■ Listing
#####

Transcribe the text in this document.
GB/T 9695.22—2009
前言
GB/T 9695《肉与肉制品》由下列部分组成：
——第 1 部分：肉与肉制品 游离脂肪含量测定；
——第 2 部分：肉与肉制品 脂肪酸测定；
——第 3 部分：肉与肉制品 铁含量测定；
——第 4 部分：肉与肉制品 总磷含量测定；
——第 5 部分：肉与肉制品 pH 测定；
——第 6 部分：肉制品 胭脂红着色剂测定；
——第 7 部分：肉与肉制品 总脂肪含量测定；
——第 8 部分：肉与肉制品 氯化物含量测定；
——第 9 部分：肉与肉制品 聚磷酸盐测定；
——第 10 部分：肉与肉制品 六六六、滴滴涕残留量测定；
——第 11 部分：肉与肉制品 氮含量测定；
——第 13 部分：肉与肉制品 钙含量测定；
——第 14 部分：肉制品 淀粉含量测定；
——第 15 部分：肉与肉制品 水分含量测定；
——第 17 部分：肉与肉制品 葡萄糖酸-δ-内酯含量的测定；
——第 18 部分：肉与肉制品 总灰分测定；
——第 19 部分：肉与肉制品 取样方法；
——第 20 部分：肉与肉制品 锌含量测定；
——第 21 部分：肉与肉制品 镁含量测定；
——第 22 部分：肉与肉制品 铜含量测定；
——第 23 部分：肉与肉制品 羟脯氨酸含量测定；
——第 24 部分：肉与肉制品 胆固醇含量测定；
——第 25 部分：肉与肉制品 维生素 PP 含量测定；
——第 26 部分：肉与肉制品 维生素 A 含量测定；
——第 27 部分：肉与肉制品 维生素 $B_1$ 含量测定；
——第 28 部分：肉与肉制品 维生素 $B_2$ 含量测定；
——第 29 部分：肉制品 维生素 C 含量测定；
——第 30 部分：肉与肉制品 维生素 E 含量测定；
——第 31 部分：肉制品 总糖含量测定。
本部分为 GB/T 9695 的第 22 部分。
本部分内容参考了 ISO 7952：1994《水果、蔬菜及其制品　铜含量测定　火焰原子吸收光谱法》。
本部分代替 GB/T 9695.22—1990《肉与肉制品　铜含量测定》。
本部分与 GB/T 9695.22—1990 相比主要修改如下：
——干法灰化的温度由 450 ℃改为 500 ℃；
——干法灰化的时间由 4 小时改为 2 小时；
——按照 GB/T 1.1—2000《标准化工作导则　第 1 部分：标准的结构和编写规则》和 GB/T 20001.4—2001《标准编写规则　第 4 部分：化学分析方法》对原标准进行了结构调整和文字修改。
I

#####

■ Written problem
Find how many lines of the material carry the string "铜含量测定". Only the number should be in the answer.

■ Exercise result
3